YOUR TASK: In full and without alteration, give the listing again.

INPUT MATERIAL:

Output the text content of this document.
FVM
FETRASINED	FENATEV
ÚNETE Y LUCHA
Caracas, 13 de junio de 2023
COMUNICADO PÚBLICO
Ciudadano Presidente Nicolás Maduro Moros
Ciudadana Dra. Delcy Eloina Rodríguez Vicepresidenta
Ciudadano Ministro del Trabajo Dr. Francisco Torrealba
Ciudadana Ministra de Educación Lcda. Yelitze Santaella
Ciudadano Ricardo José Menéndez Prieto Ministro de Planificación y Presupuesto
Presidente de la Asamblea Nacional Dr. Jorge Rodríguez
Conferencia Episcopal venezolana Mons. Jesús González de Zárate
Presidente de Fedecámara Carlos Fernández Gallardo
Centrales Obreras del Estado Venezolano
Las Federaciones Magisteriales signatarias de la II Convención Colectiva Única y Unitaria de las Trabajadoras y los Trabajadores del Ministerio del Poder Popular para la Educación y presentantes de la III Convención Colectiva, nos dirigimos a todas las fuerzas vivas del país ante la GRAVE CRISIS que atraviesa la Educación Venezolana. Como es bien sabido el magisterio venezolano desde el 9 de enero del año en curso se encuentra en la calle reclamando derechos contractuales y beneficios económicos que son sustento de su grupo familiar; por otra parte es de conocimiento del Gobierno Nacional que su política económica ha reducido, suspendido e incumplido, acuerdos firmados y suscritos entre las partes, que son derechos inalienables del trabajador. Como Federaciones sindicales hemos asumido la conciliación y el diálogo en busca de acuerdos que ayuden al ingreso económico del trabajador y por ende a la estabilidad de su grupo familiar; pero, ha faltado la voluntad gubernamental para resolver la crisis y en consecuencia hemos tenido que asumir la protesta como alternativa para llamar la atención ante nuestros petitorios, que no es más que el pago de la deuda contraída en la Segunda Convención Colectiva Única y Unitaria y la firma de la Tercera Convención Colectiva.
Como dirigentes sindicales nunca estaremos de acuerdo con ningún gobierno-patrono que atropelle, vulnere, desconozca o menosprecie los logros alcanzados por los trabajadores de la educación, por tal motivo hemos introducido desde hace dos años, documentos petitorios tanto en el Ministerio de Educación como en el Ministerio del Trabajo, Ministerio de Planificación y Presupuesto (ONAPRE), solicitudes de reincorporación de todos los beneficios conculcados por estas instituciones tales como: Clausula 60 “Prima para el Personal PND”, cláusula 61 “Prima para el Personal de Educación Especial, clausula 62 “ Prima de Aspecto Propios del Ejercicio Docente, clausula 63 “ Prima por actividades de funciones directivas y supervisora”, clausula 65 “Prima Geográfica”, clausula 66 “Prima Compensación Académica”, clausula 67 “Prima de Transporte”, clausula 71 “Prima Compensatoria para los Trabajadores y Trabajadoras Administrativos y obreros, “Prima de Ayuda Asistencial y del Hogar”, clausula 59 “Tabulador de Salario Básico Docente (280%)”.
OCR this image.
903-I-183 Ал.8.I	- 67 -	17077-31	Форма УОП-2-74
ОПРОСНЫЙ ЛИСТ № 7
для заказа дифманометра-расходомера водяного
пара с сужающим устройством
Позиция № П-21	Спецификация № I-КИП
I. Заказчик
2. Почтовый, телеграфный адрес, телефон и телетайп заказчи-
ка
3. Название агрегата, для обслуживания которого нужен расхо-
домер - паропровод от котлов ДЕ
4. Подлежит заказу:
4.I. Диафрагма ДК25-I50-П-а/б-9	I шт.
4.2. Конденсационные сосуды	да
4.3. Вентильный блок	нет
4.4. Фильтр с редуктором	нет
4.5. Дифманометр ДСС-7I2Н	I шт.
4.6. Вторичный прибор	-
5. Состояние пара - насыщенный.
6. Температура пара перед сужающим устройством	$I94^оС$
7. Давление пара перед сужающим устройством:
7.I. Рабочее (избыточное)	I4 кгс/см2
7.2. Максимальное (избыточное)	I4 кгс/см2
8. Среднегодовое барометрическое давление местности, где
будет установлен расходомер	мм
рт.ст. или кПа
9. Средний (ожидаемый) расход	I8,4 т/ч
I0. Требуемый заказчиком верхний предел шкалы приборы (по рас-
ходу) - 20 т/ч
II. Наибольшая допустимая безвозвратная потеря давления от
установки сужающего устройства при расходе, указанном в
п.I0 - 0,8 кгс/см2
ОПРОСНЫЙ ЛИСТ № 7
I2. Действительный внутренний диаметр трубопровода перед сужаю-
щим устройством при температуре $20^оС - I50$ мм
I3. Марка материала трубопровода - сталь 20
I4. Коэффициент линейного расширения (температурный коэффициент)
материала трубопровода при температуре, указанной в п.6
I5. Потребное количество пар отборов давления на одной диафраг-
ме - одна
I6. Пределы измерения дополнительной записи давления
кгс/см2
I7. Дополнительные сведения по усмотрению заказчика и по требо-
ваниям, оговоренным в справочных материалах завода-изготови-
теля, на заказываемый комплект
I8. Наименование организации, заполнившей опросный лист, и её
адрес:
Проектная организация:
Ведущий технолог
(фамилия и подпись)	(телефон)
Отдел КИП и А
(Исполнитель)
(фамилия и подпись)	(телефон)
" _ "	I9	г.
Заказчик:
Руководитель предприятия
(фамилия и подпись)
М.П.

COMPLETED EXERCISE:
Output the text content of this document.
FVM
FETRASINED	FENATEV
ÚNETE Y LUCHA
Caracas, 13 de junio de 2023
COMUNICADO PÚBLICO
Ciudadano Presidente Nicolás Maduro Moros
Ciudadana Dra. Delcy Eloina Rodríguez Vicepresidenta
Ciudadano Ministro del Trabajo Dr. Francisco Torrealba
Ciudadana Ministra de Educación Lcda. Yelitze Santaella
Ciudadano Ricardo José Menéndez Prieto Ministro de Planificación y Presupuesto
Presidente de la Asamblea Nacional Dr. Jorge Rodríguez
Conferencia Episcopal venezolana Mons. Jesús González de Zárate
Presidente de Fedecámara Carlos Fernández Gallardo
Centrales Obreras del Estado Venezolano
Las Federaciones Magisteriales signatarias de la II Convención Colectiva Única y Unitaria de las Trabajadoras y los Trabajadores del Ministerio del Poder Popular para la Educación y presentantes de la III Convención Colectiva, nos dirigimos a todas las fuerzas vivas del país ante la GRAVE CRISIS que atraviesa la Educación Venezolana. Como es bien sabido el magisterio venezolano desde el 9 de enero del año en curso se encuentra en la calle reclamando derechos contractuales y beneficios económicos que son sustento de su grupo familiar; por otra parte es de conocimiento del Gobierno Nacional que su política económica ha reducido, suspendido e incumplido, acuerdos firmados y suscritos entre las partes, que son derechos inalienables del trabajador. Como Federaciones sindicales hemos asumido la conciliación y el diálogo en busca de acuerdos que ayuden al ingreso económico del trabajador y por ende a la estabilidad de su grupo familiar; pero, ha faltado la voluntad gubernamental para resolver la crisis y en consecuencia hemos tenido que asumir la protesta como alternativa para llamar la atención ante nuestros petitorios, que no es más que el pago de la deuda contraída en la Segunda Convención Colectiva Única y Unitaria y la firma de la Tercera Convención Colectiva.
Como dirigentes sindicales nunca estaremos de acuerdo con ningún gobierno-patrono que atropelle, vulnere, desconozca o menosprecie los logros alcanzados por los trabajadores de la educación, por tal motivo hemos introducido desde hace dos años, documentos petitorios tanto en el Ministerio de Educación como en el Ministerio del Trabajo, Ministerio de Planificación y Presupuesto (ONAPRE), solicitudes de reincorporación de todos los beneficios conculcados por estas instituciones tales como: Clausula 60 “Prima para el Personal PND”, cláusula 61 “Prima para el Personal de Educación Especial, clausula 62 “ Prima de Aspecto Propios del Ejercicio Docente, clausula 63 “ Prima por actividades de funciones directivas y supervisora”, clausula 65 “Prima Geográfica”, clausula 66 “Prima Compensación Académica”, clausula 67 “Prima de Transporte”, clausula 71 “Prima Compensatoria para los Trabajadores y Trabajadoras Administrativos y obreros, “Prima de Ayuda Asistencial y del Hogar”, clausula 59 “Tabulador de Salario Básico Docente (280%)”.
OCR this image.
903-I-183 Ал.8.I	- 67 -	17077-31	Форма УОП-2-74
ОПРОСНЫЙ ЛИСТ № 7
для заказа дифманометра-расходомера водяного
пара с сужающим устройством
Позиция № П-21	Спецификация № I-КИП
I. Заказчик
2. Почтовый, телеграфный адрес, телефон и телетайп заказчи-
ка
3. Название агрегата, для обслуживания которого нужен расхо-
домер - паропровод от котлов ДЕ
4. Подлежит заказу:
4.I. Диафрагма ДК25-I50-П-а/б-9	I шт.
4.2. Конденсационные сосуды	да
4.3. Вентильный блок	нет
4.4. Фильтр с редуктором	нет
4.5. Дифманометр ДСС-7I2Н	I шт.
4.6. Вторичный прибор	-
5. Состояние пара - насыщенный.
6. Температура пара перед сужающим устройством	$I94^оС$
7. Давление пара перед сужающим устройством:
7.I. Рабочее (избыточное)	I4 кгс/см2
7.2. Максимальное (избыточное)	I4 кгс/см2
8. Среднегодовое барометрическое давление местности, где
будет установлен расходомер	мм
рт.ст. или кПа
9. Средний (ожидаемый) расход	I8,4 т/ч
I0. Требуемый заказчиком верхний предел шкалы приборы (по рас-
ходу) - 20 т/ч
II. Наибольшая допустимая безвозвратная потеря давления от
установки сужающего устройства при расходе, указанном в
п.I0 - 0,8 кгс/см2
ОПРОСНЫЙ ЛИСТ № 7
I2. Действительный внутренний диаметр трубопровода перед сужаю-
щим устройством при температуре $20^оС - I50$ мм
I3. Марка материала трубопровода - сталь 20
I4. Коэффициент линейного расширения (температурный коэффициент)
материала трубопровода при температуре, указанной в п.6
I5. Потребное количество пар отборов давления на одной диафраг-
ме - одна
I6. Пределы измерения дополнительной записи давления
кгс/см2
I7. Дополнительные сведения по усмотрению заказчика и по требо-
ваниям, оговоренным в справочных материалах завода-изготови-
теля, на заказываемый комплект
I8. Наименование организации, заполнившей опросный лист, и её
адрес:
Проектная организация:
Ведущий технолог
(фамилия и подпись)	(телефон)
Отдел КИП и А
(Исполнитель)
(фамилия и подпись)	(телефон)
" _ "	I9	г.
Заказчик:
Руководитель предприятия
(фамилия и подпись)
М.П.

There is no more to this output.